▶ **AIM OF THE EXERCISE**
Reproduce the data that follows in its entirety, character for character.

▶ **GIVEN ENTRIES**
===

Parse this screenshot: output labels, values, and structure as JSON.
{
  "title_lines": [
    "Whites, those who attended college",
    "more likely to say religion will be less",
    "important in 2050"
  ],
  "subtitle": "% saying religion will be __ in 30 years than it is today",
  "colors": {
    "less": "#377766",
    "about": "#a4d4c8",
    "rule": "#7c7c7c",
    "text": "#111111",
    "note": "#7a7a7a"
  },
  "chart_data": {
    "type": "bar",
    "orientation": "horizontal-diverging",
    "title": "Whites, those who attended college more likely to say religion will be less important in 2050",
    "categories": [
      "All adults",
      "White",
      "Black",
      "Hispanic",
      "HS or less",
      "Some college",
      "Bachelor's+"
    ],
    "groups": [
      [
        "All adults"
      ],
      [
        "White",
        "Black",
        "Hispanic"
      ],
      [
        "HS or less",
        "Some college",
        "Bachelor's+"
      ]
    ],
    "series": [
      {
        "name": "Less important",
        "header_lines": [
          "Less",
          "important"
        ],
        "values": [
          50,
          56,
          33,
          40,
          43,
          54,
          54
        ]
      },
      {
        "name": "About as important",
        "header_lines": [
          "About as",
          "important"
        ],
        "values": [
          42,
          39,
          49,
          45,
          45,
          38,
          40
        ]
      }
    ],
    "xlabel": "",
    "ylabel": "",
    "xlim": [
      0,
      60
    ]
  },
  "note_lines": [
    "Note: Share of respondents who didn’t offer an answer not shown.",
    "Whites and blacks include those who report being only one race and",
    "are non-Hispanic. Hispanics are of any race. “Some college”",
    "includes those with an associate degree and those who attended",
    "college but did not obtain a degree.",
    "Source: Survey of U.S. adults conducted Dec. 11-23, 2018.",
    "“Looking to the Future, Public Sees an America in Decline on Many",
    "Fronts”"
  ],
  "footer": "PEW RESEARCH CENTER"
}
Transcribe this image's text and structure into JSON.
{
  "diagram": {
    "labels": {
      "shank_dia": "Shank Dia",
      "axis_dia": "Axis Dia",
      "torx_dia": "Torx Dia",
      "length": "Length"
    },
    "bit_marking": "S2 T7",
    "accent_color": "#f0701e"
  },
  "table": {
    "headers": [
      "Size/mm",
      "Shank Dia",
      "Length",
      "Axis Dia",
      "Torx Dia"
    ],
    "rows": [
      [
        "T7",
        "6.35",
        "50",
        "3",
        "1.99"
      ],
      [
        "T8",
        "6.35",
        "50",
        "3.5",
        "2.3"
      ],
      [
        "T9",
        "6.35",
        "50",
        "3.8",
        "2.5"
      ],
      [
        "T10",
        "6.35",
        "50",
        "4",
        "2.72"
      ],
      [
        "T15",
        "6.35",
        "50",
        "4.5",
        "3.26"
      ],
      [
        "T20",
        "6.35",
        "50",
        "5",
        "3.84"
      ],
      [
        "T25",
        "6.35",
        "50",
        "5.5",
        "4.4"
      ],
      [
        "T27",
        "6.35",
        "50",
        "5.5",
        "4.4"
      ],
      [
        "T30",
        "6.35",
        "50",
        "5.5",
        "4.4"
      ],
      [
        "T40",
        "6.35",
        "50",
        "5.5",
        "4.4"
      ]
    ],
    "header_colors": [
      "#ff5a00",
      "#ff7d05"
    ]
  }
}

===

▶ **WRITTEN ANSWER**
Parse this screenshot: output labels, values, and structure as JSON.
{
  "title_lines": [
    "Whites, those who attended college",
    "more likely to say religion will be less",
    "important in 2050"
  ],
  "subtitle": "% saying religion will be __ in 30 years than it is today",
  "colors": {
    "less": "#377766",
    "about": "#a4d4c8",
    "rule": "#7c7c7c",
    "text": "#111111",
    "note": "#7a7a7a"
  },
  "chart_data": {
    "type": "bar",
    "orientation": "horizontal-diverging",
    "title": "Whites, those who attended college more likely to say religion will be less important in 2050",
    "categories": [
      "All adults",
      "White",
      "Black",
      "Hispanic",
      "HS or less",
      "Some college",
      "Bachelor's+"
    ],
    "groups": [
      [
        "All adults"
      ],
      [
        "White",
        "Black",
        "Hispanic"
      ],
      [
        "HS or less",
        "Some college",
        "Bachelor's+"
      ]
    ],
    "series": [
      {
        "name": "Less important",
        "header_lines": [
          "Less",
          "important"
        ],
        "values": [
          50,
          56,
          33,
          40,
          43,
          54,
          54
        ]
      },
      {
        "name": "About as important",
        "header_lines": [
          "About as",
          "important"
        ],
        "values": [
          42,
          39,
          49,
          45,
          45,
          38,
          40
        ]
      }
    ],
    "xlabel": "",
    "ylabel": "",
    "xlim": [
      0,
      60
    ]
  },
  "note_lines": [
    "Note: Share of respondents who didn’t offer an answer not shown.",
    "Whites and blacks include those who report being only one race and",
    "are non-Hispanic. Hispanics are of any race. “Some college”",
    "includes those with an associate degree and those who attended",
    "college but did not obtain a degree.",
    "Source: Survey of U.S. adults conducted Dec. 11-23, 2018.",
    "“Looking to the Future, Public Sees an America in Decline on Many",
    "Fronts”"
  ],
  "footer": "PEW RESEARCH CENTER"
}
Transcribe this image's text and structure into JSON.
{
  "diagram": {
    "labels": {
      "shank_dia": "Shank Dia",
      "axis_dia": "Axis Dia",
      "torx_dia": "Torx Dia",
      "length": "Length"
    },
    "bit_marking": "S2 T7",
    "accent_color": "#f0701e"
  },
  "table": {
    "headers": [
      "Size/mm",
      "Shank Dia",
      "Length",
      "Axis Dia",
      "Torx Dia"
    ],
    "rows": [
      [
        "T7",
        "6.35",
        "50",
        "3",
        "1.99"
      ],
      [
        "T8",
        "6.35",
        "50",
        "3.5",
        "2.3"
      ],
      [
        "T9",
        "6.35",
        "50",
        "3.8",
        "2.5"
      ],
      [
        "T10",
        "6.35",
        "50",
        "4",
        "2.72"
      ],
      [
        "T15",
        "6.35",
        "50",
        "4.5",
        "3.26"
      ],
      [
        "T20",
        "6.35",
        "50",
        "5",
        "3.84"
      ],
      [
        "T25",
        "6.35",
        "50",
        "5.5",
        "4.4"
      ],
      [
        "T27",
        "6.35",
        "50",
        "5.5",
        "4.4"
      ],
      [
        "T30",
        "6.35",
        "50",
        "5.5",
        "4.4"
      ],
      [
        "T40",
        "6.35",
        "50",
        "5.5",
        "4.4"
      ]
    ],
    "header_colors": [
      "#ff5a00",
      "#ff7d05"
    ]
  }
}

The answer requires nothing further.